* _Exercise objective_: Provide only the number of lines in the listing that contain the string "rising".

* _Available records_:
-- start --
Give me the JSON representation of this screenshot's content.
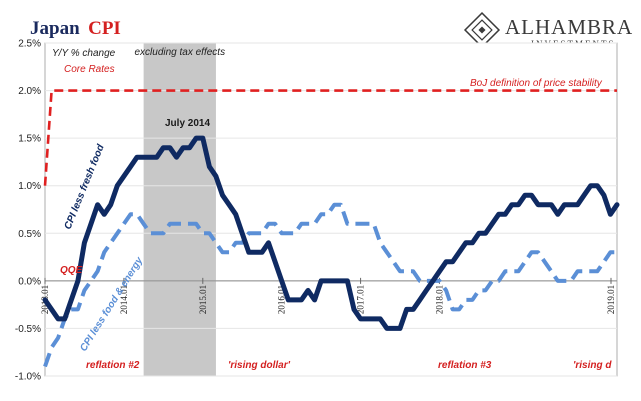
{
  "title": {
    "part1": "Japan",
    "part2": "CPI"
  },
  "logo": {
    "name": "ALHAMBRA",
    "sub": "INVESTMENTS"
  },
  "colors": {
    "navy": "#0f2a62",
    "light_blue": "#5b8fd6",
    "red": "#e02020",
    "shade": "#c8c8c8",
    "grid": "#e6e6e6"
  },
  "chart_data": {
    "type": "line",
    "ylabel": "Y/Y % change",
    "ylabel2": "Core Rates",
    "ylim": [
      -1.0,
      2.5
    ],
    "yticks": [
      "2.5%",
      "2.0%",
      "1.5%",
      "1.0%",
      "0.5%",
      "0.0%",
      "-0.5%",
      "-1.0%"
    ],
    "xticks": [
      "2013.01",
      "2014.01",
      "2015.01",
      "2016.01",
      "2017.01",
      "2018.01",
      "2019.01"
    ],
    "x_start": "2013.01",
    "x_end": "2019.01",
    "series": [
      {
        "name": "CPI less fresh food",
        "style": "solid",
        "values": [
          -0.2,
          -0.3,
          -0.4,
          -0.4,
          -0.2,
          0.0,
          0.4,
          0.6,
          0.8,
          0.7,
          0.8,
          1.0,
          1.1,
          1.2,
          1.3,
          1.3,
          1.3,
          1.3,
          1.4,
          1.4,
          1.3,
          1.4,
          1.4,
          1.5,
          1.5,
          1.2,
          1.1,
          0.9,
          0.8,
          0.7,
          0.5,
          0.3,
          0.3,
          0.3,
          0.4,
          0.2,
          0.0,
          -0.2,
          -0.2,
          -0.2,
          -0.1,
          -0.2,
          0.0,
          0.0,
          0.0,
          0.0,
          0.0,
          -0.3,
          -0.4,
          -0.4,
          -0.4,
          -0.4,
          -0.5,
          -0.5,
          -0.5,
          -0.3,
          -0.3,
          -0.2,
          -0.1,
          0.0,
          0.1,
          0.2,
          0.2,
          0.3,
          0.4,
          0.4,
          0.5,
          0.5,
          0.6,
          0.7,
          0.7,
          0.8,
          0.8,
          0.9,
          0.9,
          0.8,
          0.8,
          0.8,
          0.7,
          0.8,
          0.8,
          0.8,
          0.9,
          1.0,
          1.0,
          0.9,
          0.7,
          0.8
        ]
      },
      {
        "name": "CPI less food & energy",
        "style": "dashed",
        "values": [
          -0.9,
          -0.7,
          -0.6,
          -0.4,
          -0.3,
          -0.3,
          -0.1,
          0.0,
          0.1,
          0.3,
          0.4,
          0.5,
          0.6,
          0.7,
          0.7,
          0.6,
          0.5,
          0.5,
          0.5,
          0.6,
          0.6,
          0.6,
          0.6,
          0.6,
          0.5,
          0.5,
          0.4,
          0.3,
          0.3,
          0.4,
          0.4,
          0.5,
          0.5,
          0.5,
          0.6,
          0.6,
          0.5,
          0.5,
          0.5,
          0.6,
          0.6,
          0.6,
          0.7,
          0.7,
          0.8,
          0.8,
          0.6,
          0.6,
          0.6,
          0.6,
          0.6,
          0.4,
          0.3,
          0.2,
          0.1,
          0.1,
          0.1,
          0.0,
          0.0,
          0.0,
          0.0,
          -0.1,
          -0.3,
          -0.3,
          -0.2,
          -0.2,
          -0.1,
          -0.1,
          0.0,
          0.0,
          0.1,
          0.1,
          0.1,
          0.2,
          0.3,
          0.3,
          0.2,
          0.1,
          0.0,
          0.0,
          0.0,
          0.1,
          0.1,
          0.1,
          0.1,
          0.2,
          0.3,
          0.3
        ]
      },
      {
        "name": "BoJ definition of price stability",
        "style": "dashed-red",
        "values": [
          1.0,
          2.0,
          2.0,
          2.0,
          2.0,
          2.0,
          2.0,
          2.0,
          2.0,
          2.0,
          2.0,
          2.0,
          2.0,
          2.0,
          2.0,
          2.0,
          2.0,
          2.0,
          2.0,
          2.0,
          2.0,
          2.0,
          2.0,
          2.0,
          2.0,
          2.0,
          2.0,
          2.0,
          2.0,
          2.0,
          2.0,
          2.0,
          2.0,
          2.0,
          2.0,
          2.0,
          2.0,
          2.0,
          2.0,
          2.0,
          2.0,
          2.0,
          2.0,
          2.0,
          2.0,
          2.0,
          2.0,
          2.0,
          2.0,
          2.0,
          2.0,
          2.0,
          2.0,
          2.0,
          2.0,
          2.0,
          2.0,
          2.0,
          2.0,
          2.0,
          2.0,
          2.0,
          2.0,
          2.0,
          2.0,
          2.0,
          2.0,
          2.0,
          2.0,
          2.0,
          2.0,
          2.0,
          2.0,
          2.0,
          2.0,
          2.0,
          2.0,
          2.0,
          2.0,
          2.0,
          2.0,
          2.0,
          2.0,
          2.0,
          2.0,
          2.0,
          2.0,
          2.0
        ]
      }
    ],
    "shaded_region": {
      "label": "excluding tax effects",
      "from_index": 15,
      "to_index": 26
    },
    "annotations": {
      "july": "July 2014",
      "boj": "BoJ definition of price stability",
      "qqe": "QQE",
      "fresh_label": "CPI less fresh food",
      "energy_label": "CPI less food & energy",
      "reflation2": "reflation #2",
      "rising_dollar": "'rising dollar'",
      "reflation3": "reflation #3",
      "rising_d": "'rising d"
    },
    "grid": true
  }
}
-- end --
* _Output for this task_: 2